- **What you will do**: Exact repetition is required: output every record in full.

-- START OF Information given --

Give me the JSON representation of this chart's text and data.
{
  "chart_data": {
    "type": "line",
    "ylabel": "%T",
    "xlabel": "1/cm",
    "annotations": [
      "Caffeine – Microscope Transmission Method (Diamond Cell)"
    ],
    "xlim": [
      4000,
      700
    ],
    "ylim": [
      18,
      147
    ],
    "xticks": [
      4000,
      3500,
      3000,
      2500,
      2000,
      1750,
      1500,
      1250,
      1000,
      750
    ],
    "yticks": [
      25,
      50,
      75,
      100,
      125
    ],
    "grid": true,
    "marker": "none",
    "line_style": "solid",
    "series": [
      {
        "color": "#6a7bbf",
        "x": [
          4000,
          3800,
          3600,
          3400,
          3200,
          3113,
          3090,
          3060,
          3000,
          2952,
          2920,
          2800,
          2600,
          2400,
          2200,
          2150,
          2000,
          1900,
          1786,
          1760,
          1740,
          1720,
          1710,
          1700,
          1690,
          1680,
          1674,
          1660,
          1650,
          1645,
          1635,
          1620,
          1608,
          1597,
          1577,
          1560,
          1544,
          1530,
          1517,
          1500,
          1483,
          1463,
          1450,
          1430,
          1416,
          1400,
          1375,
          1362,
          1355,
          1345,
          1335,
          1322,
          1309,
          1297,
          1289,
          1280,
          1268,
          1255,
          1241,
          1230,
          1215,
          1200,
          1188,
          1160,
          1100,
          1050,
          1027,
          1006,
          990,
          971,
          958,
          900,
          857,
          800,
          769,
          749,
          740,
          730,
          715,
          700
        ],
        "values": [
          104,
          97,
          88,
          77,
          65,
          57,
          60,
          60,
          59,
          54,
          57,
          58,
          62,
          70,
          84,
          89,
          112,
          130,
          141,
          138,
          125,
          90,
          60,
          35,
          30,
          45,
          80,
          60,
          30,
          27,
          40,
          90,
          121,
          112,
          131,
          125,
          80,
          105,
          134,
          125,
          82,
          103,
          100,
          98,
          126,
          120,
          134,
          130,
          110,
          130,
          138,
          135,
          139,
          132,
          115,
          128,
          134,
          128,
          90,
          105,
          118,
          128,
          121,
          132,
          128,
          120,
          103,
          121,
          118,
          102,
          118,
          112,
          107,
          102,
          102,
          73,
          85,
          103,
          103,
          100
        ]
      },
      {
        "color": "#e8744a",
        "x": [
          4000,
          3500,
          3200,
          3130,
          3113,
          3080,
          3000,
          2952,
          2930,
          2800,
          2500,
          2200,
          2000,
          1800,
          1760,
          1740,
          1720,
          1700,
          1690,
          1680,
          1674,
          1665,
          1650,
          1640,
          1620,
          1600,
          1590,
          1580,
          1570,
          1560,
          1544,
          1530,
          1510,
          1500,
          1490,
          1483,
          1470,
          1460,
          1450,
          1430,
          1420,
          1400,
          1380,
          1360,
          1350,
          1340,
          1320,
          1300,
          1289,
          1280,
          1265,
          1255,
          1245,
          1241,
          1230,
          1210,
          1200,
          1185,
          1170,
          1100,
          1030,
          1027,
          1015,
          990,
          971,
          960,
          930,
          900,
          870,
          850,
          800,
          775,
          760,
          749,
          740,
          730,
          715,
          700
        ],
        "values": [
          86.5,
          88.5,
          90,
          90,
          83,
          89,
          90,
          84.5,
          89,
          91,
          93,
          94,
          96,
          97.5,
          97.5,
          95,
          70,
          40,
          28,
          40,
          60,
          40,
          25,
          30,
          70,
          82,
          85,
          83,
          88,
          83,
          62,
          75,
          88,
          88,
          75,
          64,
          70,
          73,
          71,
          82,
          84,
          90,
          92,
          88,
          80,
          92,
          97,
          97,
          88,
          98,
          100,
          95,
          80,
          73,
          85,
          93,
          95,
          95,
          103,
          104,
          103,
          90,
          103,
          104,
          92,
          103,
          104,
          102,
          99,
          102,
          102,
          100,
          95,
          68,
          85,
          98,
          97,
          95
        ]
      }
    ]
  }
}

-- END OF Information given --

- **Full output**:
Give me the JSON representation of this chart's text and data.
{
  "chart_data": {
    "type": "line",
    "ylabel": "%T",
    "xlabel": "1/cm",
    "annotations": [
      "Caffeine – Microscope Transmission Method (Diamond Cell)"
    ],
    "xlim": [
      4000,
      700
    ],
    "ylim": [
      18,
      147
    ],
    "xticks": [
      4000,
      3500,
      3000,
      2500,
      2000,
      1750,
      1500,
      1250,
      1000,
      750
    ],
    "yticks": [
      25,
      50,
      75,
      100,
      125
    ],
    "grid": true,
    "marker": "none",
    "line_style": "solid",
    "series": [
      {
        "color": "#6a7bbf",
        "x": [
          4000,
          3800,
          3600,
          3400,
          3200,
          3113,
          3090,
          3060,
          3000,
          2952,
          2920,
          2800,
          2600,
          2400,
          2200,
          2150,
          2000,
          1900,
          1786,
          1760,
          1740,
          1720,
          1710,
          1700,
          1690,
          1680,
          1674,
          1660,
          1650,
          1645,
          1635,
          1620,
          1608,
          1597,
          1577,
          1560,
          1544,
          1530,
          1517,
          1500,
          1483,
          1463,
          1450,
          1430,
          1416,
          1400,
          1375,
          1362,
          1355,
          1345,
          1335,
          1322,
          1309,
          1297,
          1289,
          1280,
          1268,
          1255,
          1241,
          1230,
          1215,
          1200,
          1188,
          1160,
          1100,
          1050,
          1027,
          1006,
          990,
          971,
          958,
          900,
          857,
          800,
          769,
          749,
          740,
          730,
          715,
          700
        ],
        "values": [
          104,
          97,
          88,
          77,
          65,
          57,
          60,
          60,
          59,
          54,
          57,
          58,
          62,
          70,
          84,
          89,
          112,
          130,
          141,
          138,
          125,
          90,
          60,
          35,
          30,
          45,
          80,
          60,
          30,
          27,
          40,
          90,
          121,
          112,
          131,
          125,
          80,
          105,
          134,
          125,
          82,
          103,
          100,
          98,
          126,
          120,
          134,
          130,
          110,
          130,
          138,
          135,
          139,
          132,
          115,
          128,
          134,
          128,
          90,
          105,
          118,
          128,
          121,
          132,
          128,
          120,
          103,
          121,
          118,
          102,
          118,
          112,
          107,
          102,
          102,
          73,
          85,
          103,
          103,
          100
        ]
      },
      {
        "color": "#e8744a",
        "x": [
          4000,
          3500,
          3200,
          3130,
          3113,
          3080,
          3000,
          2952,
          2930,
          2800,
          2500,
          2200,
          2000,
          1800,
          1760,
          1740,
          1720,
          1700,
          1690,
          1680,
          1674,
          1665,
          1650,
          1640,
          1620,
          1600,
          1590,
          1580,
          1570,
          1560,
          1544,
          1530,
          1510,
          1500,
          1490,
          1483,
          1470,
          1460,
          1450,
          1430,
          1420,
          1400,
          1380,
          1360,
          1350,
          1340,
          1320,
          1300,
          1289,
          1280,
          1265,
          1255,
          1245,
          1241,
          1230,
          1210,
          1200,
          1185,
          1170,
          1100,
          1030,
          1027,
          1015,
          990,
          971,
          960,
          930,
          900,
          870,
          850,
          800,
          775,
          760,
          749,
          740,
          730,
          715,
          700
        ],
        "values": [
          86.5,
          88.5,
          90,
          90,
          83,
          89,
          90,
          84.5,
          89,
          91,
          93,
          94,
          96,
          97.5,
          97.5,
          95,
          70,
          40,
          28,
          40,
          60,
          40,
          25,
          30,
          70,
          82,
          85,
          83,
          88,
          83,
          62,
          75,
          88,
          88,
          75,
          64,
          70,
          73,
          71,
          82,
          84,
          90,
          92,
          88,
          80,
          92,
          97,
          97,
          88,
          98,
          100,
          95,
          80,
          73,
          85,
          93,
          95,
          95,
          103,
          104,
          103,
          90,
          103,
          104,
          92,
          103,
          104,
          102,
          99,
          102,
          102,
          100,
          95,
          68,
          85,
          98,
          97,
          95
        ]
      }
    ]
  }
}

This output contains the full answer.